# Description of the task
Return the lines below that carry the word "Korfu".

# Records provided
┌──

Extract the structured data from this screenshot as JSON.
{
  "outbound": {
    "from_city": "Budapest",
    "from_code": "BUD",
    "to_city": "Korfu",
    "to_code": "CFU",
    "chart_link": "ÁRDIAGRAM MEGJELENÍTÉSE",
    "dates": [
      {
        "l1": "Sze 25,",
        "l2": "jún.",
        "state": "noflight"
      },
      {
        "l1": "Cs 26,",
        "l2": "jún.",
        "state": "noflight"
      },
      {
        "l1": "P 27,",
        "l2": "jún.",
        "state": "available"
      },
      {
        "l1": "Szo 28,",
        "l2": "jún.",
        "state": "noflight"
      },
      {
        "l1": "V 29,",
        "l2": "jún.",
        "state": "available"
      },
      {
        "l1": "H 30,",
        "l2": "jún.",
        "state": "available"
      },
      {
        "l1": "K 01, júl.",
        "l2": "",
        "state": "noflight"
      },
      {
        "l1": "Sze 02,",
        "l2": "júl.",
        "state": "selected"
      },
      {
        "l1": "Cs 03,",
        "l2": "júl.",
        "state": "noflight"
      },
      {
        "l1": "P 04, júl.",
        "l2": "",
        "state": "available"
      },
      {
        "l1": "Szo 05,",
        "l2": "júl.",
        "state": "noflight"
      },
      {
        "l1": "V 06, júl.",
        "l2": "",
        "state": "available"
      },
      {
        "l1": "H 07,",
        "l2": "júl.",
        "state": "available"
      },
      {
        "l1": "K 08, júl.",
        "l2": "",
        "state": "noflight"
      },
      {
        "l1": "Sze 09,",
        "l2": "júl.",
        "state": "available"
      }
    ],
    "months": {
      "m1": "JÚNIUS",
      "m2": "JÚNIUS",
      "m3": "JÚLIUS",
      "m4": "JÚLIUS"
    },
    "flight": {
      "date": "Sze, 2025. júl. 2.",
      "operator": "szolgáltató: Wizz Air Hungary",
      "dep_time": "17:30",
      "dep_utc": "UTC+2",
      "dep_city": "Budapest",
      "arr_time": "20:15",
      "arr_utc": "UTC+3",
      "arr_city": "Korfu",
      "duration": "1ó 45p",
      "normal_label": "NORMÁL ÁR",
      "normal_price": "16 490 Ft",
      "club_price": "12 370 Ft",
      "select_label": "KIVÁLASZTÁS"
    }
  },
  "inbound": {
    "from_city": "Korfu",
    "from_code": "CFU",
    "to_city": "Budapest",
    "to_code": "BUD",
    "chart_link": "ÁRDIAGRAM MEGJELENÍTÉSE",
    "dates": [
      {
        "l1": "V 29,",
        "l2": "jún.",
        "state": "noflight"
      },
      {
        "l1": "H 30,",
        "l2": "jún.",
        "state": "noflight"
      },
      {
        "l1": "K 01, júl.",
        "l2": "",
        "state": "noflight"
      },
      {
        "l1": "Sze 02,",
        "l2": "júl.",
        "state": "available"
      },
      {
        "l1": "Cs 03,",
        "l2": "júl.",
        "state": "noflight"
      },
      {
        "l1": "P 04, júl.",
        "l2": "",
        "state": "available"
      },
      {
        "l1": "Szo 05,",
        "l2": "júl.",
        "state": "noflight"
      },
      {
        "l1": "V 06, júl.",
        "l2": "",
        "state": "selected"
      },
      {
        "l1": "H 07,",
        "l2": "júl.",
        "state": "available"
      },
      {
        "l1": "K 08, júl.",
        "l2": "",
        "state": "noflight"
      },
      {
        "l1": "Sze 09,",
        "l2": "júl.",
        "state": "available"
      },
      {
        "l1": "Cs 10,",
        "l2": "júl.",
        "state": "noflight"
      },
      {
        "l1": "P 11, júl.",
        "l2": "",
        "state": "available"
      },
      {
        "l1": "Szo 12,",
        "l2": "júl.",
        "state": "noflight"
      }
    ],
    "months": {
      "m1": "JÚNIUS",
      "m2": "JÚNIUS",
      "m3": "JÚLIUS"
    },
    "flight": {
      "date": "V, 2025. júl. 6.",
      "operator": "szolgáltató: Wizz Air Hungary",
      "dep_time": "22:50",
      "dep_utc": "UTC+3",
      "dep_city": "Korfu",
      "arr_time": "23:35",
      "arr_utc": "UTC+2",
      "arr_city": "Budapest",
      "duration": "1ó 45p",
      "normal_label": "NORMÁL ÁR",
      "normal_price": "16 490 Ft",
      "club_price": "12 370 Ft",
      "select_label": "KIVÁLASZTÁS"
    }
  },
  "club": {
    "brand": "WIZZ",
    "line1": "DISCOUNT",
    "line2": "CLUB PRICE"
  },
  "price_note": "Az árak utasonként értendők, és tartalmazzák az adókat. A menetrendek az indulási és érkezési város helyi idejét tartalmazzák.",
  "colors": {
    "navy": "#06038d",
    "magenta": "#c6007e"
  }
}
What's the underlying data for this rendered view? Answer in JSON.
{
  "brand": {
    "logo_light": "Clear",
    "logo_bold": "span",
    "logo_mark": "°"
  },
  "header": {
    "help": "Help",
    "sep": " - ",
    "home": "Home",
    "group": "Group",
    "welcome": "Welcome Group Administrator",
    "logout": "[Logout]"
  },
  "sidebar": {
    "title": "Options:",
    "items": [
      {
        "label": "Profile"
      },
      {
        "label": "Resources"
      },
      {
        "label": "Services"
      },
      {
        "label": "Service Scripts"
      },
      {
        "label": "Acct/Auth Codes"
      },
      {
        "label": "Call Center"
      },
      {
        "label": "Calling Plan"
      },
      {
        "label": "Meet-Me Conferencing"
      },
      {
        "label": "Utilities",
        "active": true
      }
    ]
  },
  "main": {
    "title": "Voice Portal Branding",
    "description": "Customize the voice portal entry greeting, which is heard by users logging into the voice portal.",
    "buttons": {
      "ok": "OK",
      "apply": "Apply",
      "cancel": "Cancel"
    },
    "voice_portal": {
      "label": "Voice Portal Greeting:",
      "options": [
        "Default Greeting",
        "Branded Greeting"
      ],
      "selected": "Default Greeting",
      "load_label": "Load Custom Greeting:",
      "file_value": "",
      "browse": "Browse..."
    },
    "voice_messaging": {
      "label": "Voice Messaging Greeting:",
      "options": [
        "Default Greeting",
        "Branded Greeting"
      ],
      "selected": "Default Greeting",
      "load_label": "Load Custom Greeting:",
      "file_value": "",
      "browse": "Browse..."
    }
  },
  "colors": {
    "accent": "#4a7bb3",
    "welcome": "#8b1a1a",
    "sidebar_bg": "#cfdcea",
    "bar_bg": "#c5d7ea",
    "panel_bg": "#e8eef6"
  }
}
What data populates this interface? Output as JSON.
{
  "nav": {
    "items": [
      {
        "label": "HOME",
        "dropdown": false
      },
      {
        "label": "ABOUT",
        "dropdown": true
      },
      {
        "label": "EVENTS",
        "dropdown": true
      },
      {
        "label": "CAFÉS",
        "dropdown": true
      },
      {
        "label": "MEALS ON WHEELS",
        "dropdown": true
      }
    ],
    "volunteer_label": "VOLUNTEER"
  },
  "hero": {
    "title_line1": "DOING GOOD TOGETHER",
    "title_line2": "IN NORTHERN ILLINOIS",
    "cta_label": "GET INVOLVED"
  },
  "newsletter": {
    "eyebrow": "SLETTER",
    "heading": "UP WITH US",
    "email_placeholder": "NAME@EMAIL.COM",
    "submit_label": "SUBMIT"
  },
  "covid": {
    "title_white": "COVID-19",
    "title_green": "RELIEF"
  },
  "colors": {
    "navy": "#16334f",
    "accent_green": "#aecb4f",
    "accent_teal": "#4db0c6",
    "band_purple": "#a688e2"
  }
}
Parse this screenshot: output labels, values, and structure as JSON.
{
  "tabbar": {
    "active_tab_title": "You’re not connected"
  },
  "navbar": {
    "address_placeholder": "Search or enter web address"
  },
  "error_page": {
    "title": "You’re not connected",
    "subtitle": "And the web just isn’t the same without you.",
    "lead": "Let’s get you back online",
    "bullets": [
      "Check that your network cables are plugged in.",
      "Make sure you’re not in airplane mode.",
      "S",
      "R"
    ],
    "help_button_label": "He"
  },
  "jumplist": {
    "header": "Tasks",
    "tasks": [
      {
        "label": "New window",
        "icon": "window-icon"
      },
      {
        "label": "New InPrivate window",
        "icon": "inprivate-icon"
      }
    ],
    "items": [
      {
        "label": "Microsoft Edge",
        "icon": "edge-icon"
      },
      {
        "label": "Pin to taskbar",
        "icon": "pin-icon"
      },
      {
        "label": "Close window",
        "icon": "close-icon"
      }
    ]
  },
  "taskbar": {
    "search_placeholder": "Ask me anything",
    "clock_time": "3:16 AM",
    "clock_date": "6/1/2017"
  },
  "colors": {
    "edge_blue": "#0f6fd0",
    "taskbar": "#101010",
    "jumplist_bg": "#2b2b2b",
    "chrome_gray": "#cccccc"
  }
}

└──

# Task result
    "to_city": "Korfu",
      "arr_city": "Korfu",
    "from_city": "Korfu",
      "dep_city": "Korfu",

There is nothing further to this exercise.